___ Data to use

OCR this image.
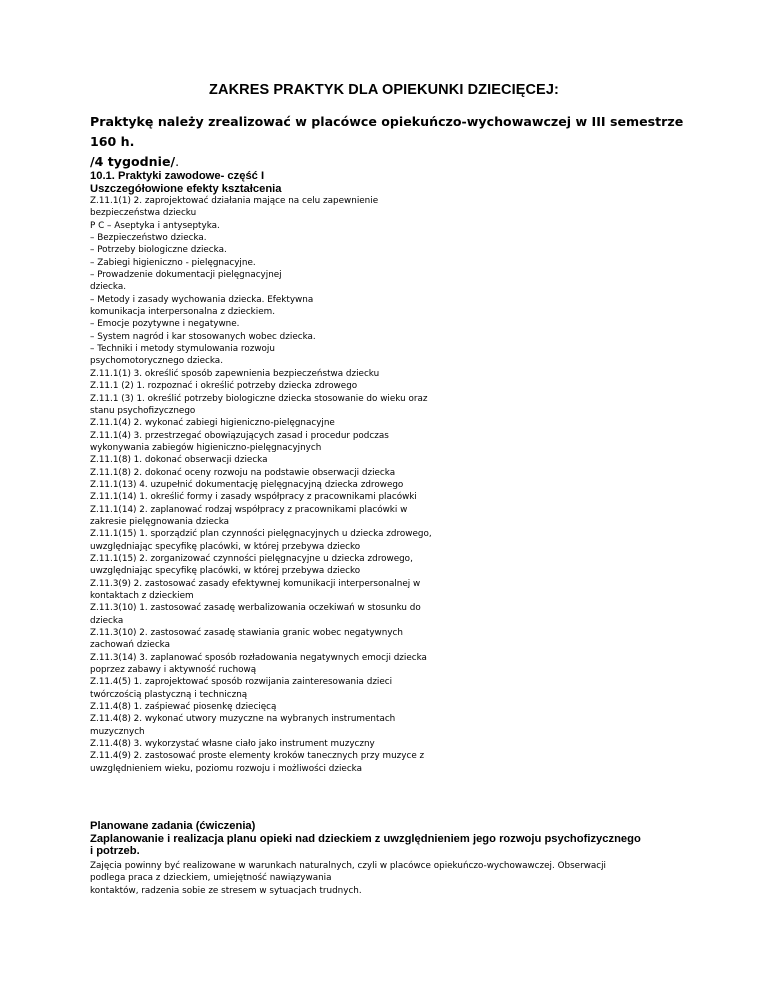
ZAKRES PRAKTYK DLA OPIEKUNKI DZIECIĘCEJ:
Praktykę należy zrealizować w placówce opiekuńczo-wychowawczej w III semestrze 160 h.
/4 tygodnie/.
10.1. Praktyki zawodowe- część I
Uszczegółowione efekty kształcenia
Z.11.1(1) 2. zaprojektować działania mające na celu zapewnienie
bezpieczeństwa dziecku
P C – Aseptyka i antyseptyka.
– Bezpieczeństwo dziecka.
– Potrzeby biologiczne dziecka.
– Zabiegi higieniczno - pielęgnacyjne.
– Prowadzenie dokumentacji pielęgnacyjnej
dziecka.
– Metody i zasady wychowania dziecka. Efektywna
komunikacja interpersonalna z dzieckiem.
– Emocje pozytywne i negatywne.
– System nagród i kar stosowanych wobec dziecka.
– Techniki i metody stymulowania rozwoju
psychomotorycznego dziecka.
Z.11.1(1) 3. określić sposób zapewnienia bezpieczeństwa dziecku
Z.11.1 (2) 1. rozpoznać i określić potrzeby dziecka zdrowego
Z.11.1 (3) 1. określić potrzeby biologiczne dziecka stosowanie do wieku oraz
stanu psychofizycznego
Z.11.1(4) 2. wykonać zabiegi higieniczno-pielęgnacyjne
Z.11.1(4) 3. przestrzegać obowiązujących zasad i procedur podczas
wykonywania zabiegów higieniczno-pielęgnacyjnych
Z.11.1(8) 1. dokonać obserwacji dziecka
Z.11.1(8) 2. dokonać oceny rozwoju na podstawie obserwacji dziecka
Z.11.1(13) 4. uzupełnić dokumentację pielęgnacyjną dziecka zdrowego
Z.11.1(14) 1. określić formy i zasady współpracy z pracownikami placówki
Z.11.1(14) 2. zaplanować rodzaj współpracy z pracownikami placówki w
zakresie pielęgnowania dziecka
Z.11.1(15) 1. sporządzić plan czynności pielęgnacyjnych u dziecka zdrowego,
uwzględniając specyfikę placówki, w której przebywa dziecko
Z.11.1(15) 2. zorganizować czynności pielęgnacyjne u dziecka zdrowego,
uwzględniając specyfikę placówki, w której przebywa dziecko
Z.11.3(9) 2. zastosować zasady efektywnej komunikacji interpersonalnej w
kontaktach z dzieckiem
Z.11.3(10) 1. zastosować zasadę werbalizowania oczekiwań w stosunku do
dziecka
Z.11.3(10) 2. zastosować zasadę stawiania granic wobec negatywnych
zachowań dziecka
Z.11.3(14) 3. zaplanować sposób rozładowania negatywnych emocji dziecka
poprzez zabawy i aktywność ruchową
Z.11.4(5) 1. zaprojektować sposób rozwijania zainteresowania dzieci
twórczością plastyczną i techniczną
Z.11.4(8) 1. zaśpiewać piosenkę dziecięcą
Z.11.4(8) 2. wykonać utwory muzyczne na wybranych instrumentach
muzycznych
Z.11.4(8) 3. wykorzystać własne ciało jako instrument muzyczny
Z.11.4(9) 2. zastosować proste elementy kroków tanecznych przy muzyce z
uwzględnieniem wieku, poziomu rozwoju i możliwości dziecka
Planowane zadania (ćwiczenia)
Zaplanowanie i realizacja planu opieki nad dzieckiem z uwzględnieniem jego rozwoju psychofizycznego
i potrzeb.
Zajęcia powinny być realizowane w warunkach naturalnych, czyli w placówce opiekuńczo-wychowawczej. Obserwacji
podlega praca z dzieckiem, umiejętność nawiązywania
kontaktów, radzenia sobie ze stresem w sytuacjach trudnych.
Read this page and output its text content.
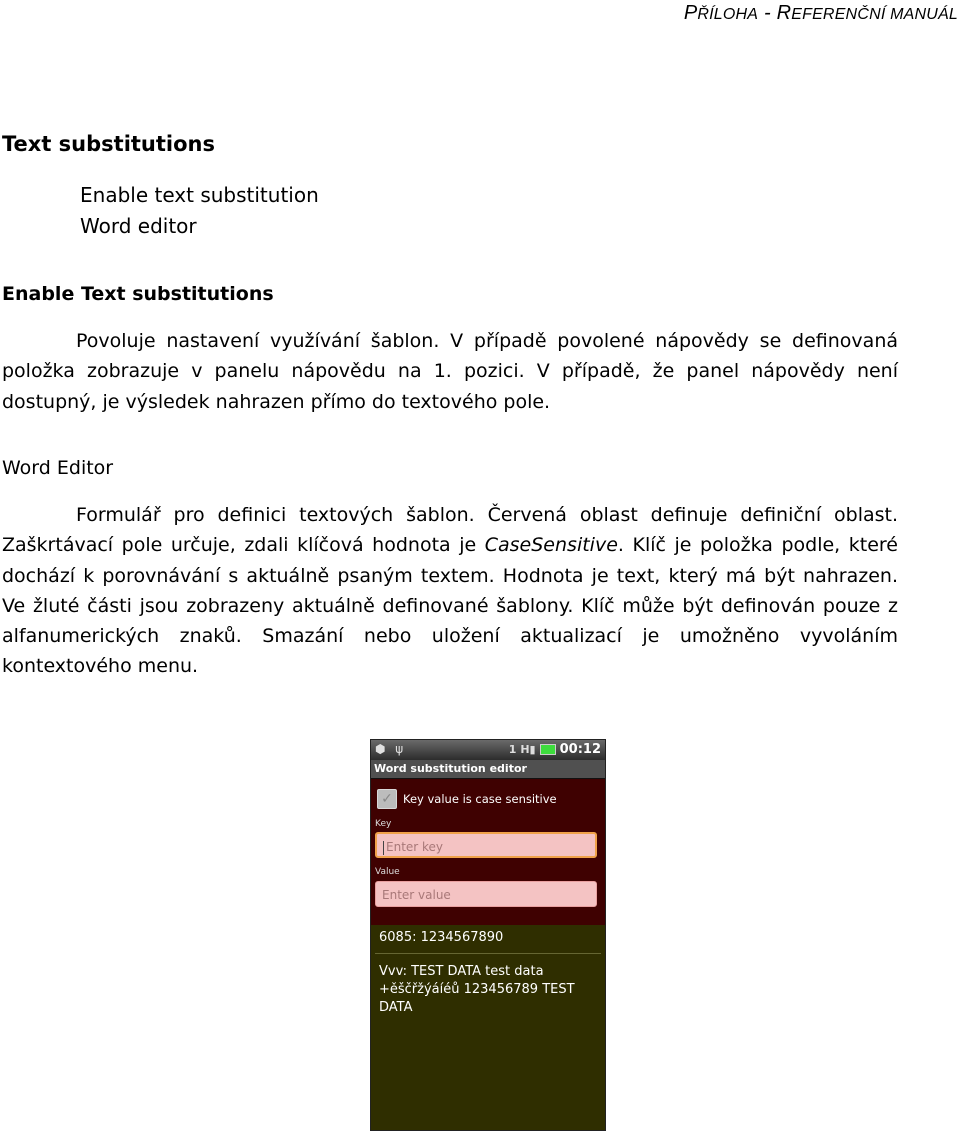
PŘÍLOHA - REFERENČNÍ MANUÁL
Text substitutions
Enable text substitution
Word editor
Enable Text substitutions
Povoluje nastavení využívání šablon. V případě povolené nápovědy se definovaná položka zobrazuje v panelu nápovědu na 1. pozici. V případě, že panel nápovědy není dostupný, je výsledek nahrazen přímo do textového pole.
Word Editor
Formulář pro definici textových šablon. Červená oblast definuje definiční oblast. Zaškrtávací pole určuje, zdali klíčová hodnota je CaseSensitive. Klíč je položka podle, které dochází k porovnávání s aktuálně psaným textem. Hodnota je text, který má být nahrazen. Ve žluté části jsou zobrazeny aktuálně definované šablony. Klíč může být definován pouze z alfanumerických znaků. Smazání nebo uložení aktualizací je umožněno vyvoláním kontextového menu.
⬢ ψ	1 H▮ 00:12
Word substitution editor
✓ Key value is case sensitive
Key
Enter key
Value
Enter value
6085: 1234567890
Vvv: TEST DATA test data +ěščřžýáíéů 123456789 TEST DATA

______

_Given instruction:_
The pictures should not appear in the copy; every other part of the records above must be returned exactly.

_Reply to the exercise:_
OCR this image.
ZAKRES PRAKTYK DLA OPIEKUNKI DZIECIĘCEJ:
Praktykę należy zrealizować w placówce opiekuńczo-wychowawczej w III semestrze 160 h.
/4 tygodnie/.
10.1. Praktyki zawodowe- część I
Uszczegółowione efekty kształcenia
Z.11.1(1) 2. zaprojektować działania mające na celu zapewnienie
bezpieczeństwa dziecku
P C – Aseptyka i antyseptyka.
– Bezpieczeństwo dziecka.
– Potrzeby biologiczne dziecka.
– Zabiegi higieniczno - pielęgnacyjne.
– Prowadzenie dokumentacji pielęgnacyjnej
dziecka.
– Metody i zasady wychowania dziecka. Efektywna
komunikacja interpersonalna z dzieckiem.
– Emocje pozytywne i negatywne.
– System nagród i kar stosowanych wobec dziecka.
– Techniki i metody stymulowania rozwoju
psychomotorycznego dziecka.
Z.11.1(1) 3. określić sposób zapewnienia bezpieczeństwa dziecku
Z.11.1 (2) 1. rozpoznać i określić potrzeby dziecka zdrowego
Z.11.1 (3) 1. określić potrzeby biologiczne dziecka stosowanie do wieku oraz
stanu psychofizycznego
Z.11.1(4) 2. wykonać zabiegi higieniczno-pielęgnacyjne
Z.11.1(4) 3. przestrzegać obowiązujących zasad i procedur podczas
wykonywania zabiegów higieniczno-pielęgnacyjnych
Z.11.1(8) 1. dokonać obserwacji dziecka
Z.11.1(8) 2. dokonać oceny rozwoju na podstawie obserwacji dziecka
Z.11.1(13) 4. uzupełnić dokumentację pielęgnacyjną dziecka zdrowego
Z.11.1(14) 1. określić formy i zasady współpracy z pracownikami placówki
Z.11.1(14) 2. zaplanować rodzaj współpracy z pracownikami placówki w
zakresie pielęgnowania dziecka
Z.11.1(15) 1. sporządzić plan czynności pielęgnacyjnych u dziecka zdrowego,
uwzględniając specyfikę placówki, w której przebywa dziecko
Z.11.1(15) 2. zorganizować czynności pielęgnacyjne u dziecka zdrowego,
uwzględniając specyfikę placówki, w której przebywa dziecko
Z.11.3(9) 2. zastosować zasady efektywnej komunikacji interpersonalnej w
kontaktach z dzieckiem
Z.11.3(10) 1. zastosować zasadę werbalizowania oczekiwań w stosunku do
dziecka
Z.11.3(10) 2. zastosować zasadę stawiania granic wobec negatywnych
zachowań dziecka
Z.11.3(14) 3. zaplanować sposób rozładowania negatywnych emocji dziecka
poprzez zabawy i aktywność ruchową
Z.11.4(5) 1. zaprojektować sposób rozwijania zainteresowania dzieci
twórczością plastyczną i techniczną
Z.11.4(8) 1. zaśpiewać piosenkę dziecięcą
Z.11.4(8) 2. wykonać utwory muzyczne na wybranych instrumentach
muzycznych
Z.11.4(8) 3. wykorzystać własne ciało jako instrument muzyczny
Z.11.4(9) 2. zastosować proste elementy kroków tanecznych przy muzyce z
uwzględnieniem wieku, poziomu rozwoju i możliwości dziecka
Planowane zadania (ćwiczenia)
Zaplanowanie i realizacja planu opieki nad dzieckiem z uwzględnieniem jego rozwoju psychofizycznego
i potrzeb.
Zajęcia powinny być realizowane w warunkach naturalnych, czyli w placówce opiekuńczo-wychowawczej. Obserwacji
podlega praca z dzieckiem, umiejętność nawiązywania
kontaktów, radzenia sobie ze stresem w sytuacjach trudnych.
Read this page and output its text content.
PŘÍLOHA - REFERENČNÍ MANUÁL
Text substitutions
Enable text substitution
Word editor
Enable Text substitutions
Povoluje nastavení využívání šablon. V případě povolené nápovědy se definovaná položka zobrazuje v panelu nápovědu na 1. pozici. V případě, že panel nápovědy není dostupný, je výsledek nahrazen přímo do textového pole.
Word Editor
Formulář pro definici textových šablon. Červená oblast definuje definiční oblast. Zaškrtávací pole určuje, zdali klíčová hodnota je CaseSensitive. Klíč je položka podle, které dochází k porovnávání s aktuálně psaným textem. Hodnota je text, který má být nahrazen. Ve žluté části jsou zobrazeny aktuálně definované šablony. Klíč může být definován pouze z alfanumerických znaků. Smazání nebo uložení aktualizací je umožněno vyvoláním kontextového menu.
⬢ ψ	1 H▮ 00:12
Word substitution editor
✓ Key value is case sensitive
Key
Enter key
Value
Enter value
6085: 1234567890
Vvv: TEST DATA test data +ěščřžýáíéů 123456789 TEST DATA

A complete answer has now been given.